[Stored data]
::::::

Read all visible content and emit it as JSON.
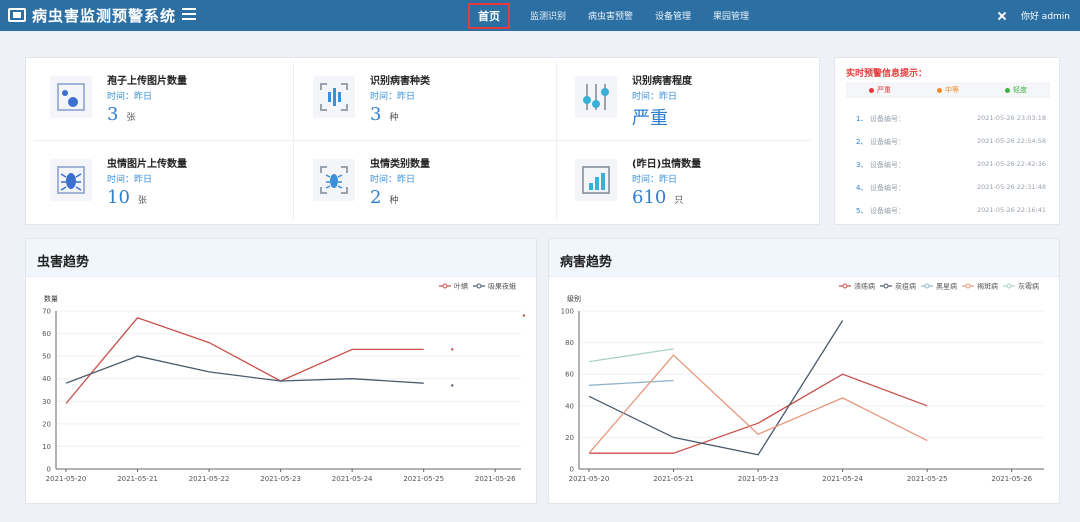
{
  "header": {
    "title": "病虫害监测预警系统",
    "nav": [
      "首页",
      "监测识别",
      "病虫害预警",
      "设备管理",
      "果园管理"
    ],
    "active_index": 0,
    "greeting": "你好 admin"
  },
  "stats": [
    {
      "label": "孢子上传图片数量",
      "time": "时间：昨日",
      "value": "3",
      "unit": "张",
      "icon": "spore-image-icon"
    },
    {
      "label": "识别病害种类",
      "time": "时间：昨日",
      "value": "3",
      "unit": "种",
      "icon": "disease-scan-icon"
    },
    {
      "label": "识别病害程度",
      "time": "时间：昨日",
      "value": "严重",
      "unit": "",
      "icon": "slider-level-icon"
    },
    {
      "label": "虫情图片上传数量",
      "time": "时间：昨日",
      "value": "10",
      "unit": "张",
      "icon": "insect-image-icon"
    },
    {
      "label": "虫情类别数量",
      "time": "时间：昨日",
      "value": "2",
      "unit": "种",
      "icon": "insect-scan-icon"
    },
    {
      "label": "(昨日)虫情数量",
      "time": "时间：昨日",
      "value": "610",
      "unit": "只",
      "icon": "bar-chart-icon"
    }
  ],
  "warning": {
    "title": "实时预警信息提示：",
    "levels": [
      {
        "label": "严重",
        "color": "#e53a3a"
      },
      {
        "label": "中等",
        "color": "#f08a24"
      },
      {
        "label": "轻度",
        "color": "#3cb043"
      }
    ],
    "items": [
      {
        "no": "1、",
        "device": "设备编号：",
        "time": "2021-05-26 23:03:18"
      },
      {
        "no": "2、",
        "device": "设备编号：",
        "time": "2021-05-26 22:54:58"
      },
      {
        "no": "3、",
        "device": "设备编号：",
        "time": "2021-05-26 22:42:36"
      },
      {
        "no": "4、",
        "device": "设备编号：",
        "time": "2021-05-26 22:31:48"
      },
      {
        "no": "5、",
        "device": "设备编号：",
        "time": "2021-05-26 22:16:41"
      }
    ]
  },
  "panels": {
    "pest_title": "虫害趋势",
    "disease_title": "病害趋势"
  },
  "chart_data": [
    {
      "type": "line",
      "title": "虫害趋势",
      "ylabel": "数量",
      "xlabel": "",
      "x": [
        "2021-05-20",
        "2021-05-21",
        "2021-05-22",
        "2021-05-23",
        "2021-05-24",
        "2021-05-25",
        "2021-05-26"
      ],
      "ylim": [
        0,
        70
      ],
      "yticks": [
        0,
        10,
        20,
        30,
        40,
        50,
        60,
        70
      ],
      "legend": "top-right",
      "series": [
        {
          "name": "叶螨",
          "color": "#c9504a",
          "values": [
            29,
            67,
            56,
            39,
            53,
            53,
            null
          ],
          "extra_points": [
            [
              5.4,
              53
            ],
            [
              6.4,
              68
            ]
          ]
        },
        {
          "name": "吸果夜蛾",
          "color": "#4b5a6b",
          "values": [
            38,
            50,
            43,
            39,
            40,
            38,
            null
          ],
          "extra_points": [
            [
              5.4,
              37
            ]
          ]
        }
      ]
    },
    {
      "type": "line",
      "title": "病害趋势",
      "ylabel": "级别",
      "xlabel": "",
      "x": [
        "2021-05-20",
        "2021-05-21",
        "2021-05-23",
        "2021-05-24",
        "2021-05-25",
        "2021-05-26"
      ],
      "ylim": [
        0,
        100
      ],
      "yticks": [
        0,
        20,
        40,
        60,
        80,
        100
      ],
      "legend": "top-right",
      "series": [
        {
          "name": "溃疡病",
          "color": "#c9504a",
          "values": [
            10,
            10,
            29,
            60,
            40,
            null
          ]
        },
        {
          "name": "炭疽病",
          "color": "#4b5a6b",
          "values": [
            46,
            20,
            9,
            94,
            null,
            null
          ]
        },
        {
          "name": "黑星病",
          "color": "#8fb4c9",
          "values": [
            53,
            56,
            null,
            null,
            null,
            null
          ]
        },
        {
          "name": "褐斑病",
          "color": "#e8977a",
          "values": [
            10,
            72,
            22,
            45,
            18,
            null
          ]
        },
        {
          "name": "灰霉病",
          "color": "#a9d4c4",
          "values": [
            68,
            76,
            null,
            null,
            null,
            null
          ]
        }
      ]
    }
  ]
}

::::::

WRITTEN INSTRUCTION: Print every record above exactly as written, leaving out the pictures.

EXERCISE ANSWER:
Read all visible content and emit it as JSON.
{
  "header": {
    "title": "病虫害监测预警系统",
    "nav": [
      "首页",
      "监测识别",
      "病虫害预警",
      "设备管理",
      "果园管理"
    ],
    "active_index": 0,
    "greeting": "你好 admin"
  },
  "stats": [
    {
      "label": "孢子上传图片数量",
      "time": "时间：昨日",
      "value": "3",
      "unit": "张",
      "icon": "spore-image-icon"
    },
    {
      "label": "识别病害种类",
      "time": "时间：昨日",
      "value": "3",
      "unit": "种",
      "icon": "disease-scan-icon"
    },
    {
      "label": "识别病害程度",
      "time": "时间：昨日",
      "value": "严重",
      "unit": "",
      "icon": "slider-level-icon"
    },
    {
      "label": "虫情图片上传数量",
      "time": "时间：昨日",
      "value": "10",
      "unit": "张",
      "icon": "insect-image-icon"
    },
    {
      "label": "虫情类别数量",
      "time": "时间：昨日",
      "value": "2",
      "unit": "种",
      "icon": "insect-scan-icon"
    },
    {
      "label": "(昨日)虫情数量",
      "time": "时间：昨日",
      "value": "610",
      "unit": "只",
      "icon": "bar-chart-icon"
    }
  ],
  "warning": {
    "title": "实时预警信息提示：",
    "levels": [
      {
        "label": "严重",
        "color": "#e53a3a"
      },
      {
        "label": "中等",
        "color": "#f08a24"
      },
      {
        "label": "轻度",
        "color": "#3cb043"
      }
    ],
    "items": [
      {
        "no": "1、",
        "device": "设备编号：",
        "time": "2021-05-26 23:03:18"
      },
      {
        "no": "2、",
        "device": "设备编号：",
        "time": "2021-05-26 22:54:58"
      },
      {
        "no": "3、",
        "device": "设备编号：",
        "time": "2021-05-26 22:42:36"
      },
      {
        "no": "4、",
        "device": "设备编号：",
        "time": "2021-05-26 22:31:48"
      },
      {
        "no": "5、",
        "device": "设备编号：",
        "time": "2021-05-26 22:16:41"
      }
    ]
  },
  "panels": {
    "pest_title": "虫害趋势",
    "disease_title": "病害趋势"
  },
  "chart_data": [
    {
      "type": "line",
      "title": "虫害趋势",
      "ylabel": "数量",
      "xlabel": "",
      "x": [
        "2021-05-20",
        "2021-05-21",
        "2021-05-22",
        "2021-05-23",
        "2021-05-24",
        "2021-05-25",
        "2021-05-26"
      ],
      "ylim": [
        0,
        70
      ],
      "yticks": [
        0,
        10,
        20,
        30,
        40,
        50,
        60,
        70
      ],
      "legend": "top-right",
      "series": [
        {
          "name": "叶螨",
          "color": "#c9504a",
          "values": [
            29,
            67,
            56,
            39,
            53,
            53,
            null
          ],
          "extra_points": [
            [
              5.4,
              53
            ],
            [
              6.4,
              68
            ]
          ]
        },
        {
          "name": "吸果夜蛾",
          "color": "#4b5a6b",
          "values": [
            38,
            50,
            43,
            39,
            40,
            38,
            null
          ],
          "extra_points": [
            [
              5.4,
              37
            ]
          ]
        }
      ]
    },
    {
      "type": "line",
      "title": "病害趋势",
      "ylabel": "级别",
      "xlabel": "",
      "x": [
        "2021-05-20",
        "2021-05-21",
        "2021-05-23",
        "2021-05-24",
        "2021-05-25",
        "2021-05-26"
      ],
      "ylim": [
        0,
        100
      ],
      "yticks": [
        0,
        20,
        40,
        60,
        80,
        100
      ],
      "legend": "top-right",
      "series": [
        {
          "name": "溃疡病",
          "color": "#c9504a",
          "values": [
            10,
            10,
            29,
            60,
            40,
            null
          ]
        },
        {
          "name": "炭疽病",
          "color": "#4b5a6b",
          "values": [
            46,
            20,
            9,
            94,
            null,
            null
          ]
        },
        {
          "name": "黑星病",
          "color": "#8fb4c9",
          "values": [
            53,
            56,
            null,
            null,
            null,
            null
          ]
        },
        {
          "name": "褐斑病",
          "color": "#e8977a",
          "values": [
            10,
            72,
            22,
            45,
            18,
            null
          ]
        },
        {
          "name": "灰霉病",
          "color": "#a9d4c4",
          "values": [
            68,
            76,
            null,
            null,
            null,
            null
          ]
        }
      ]
    }
  ]
}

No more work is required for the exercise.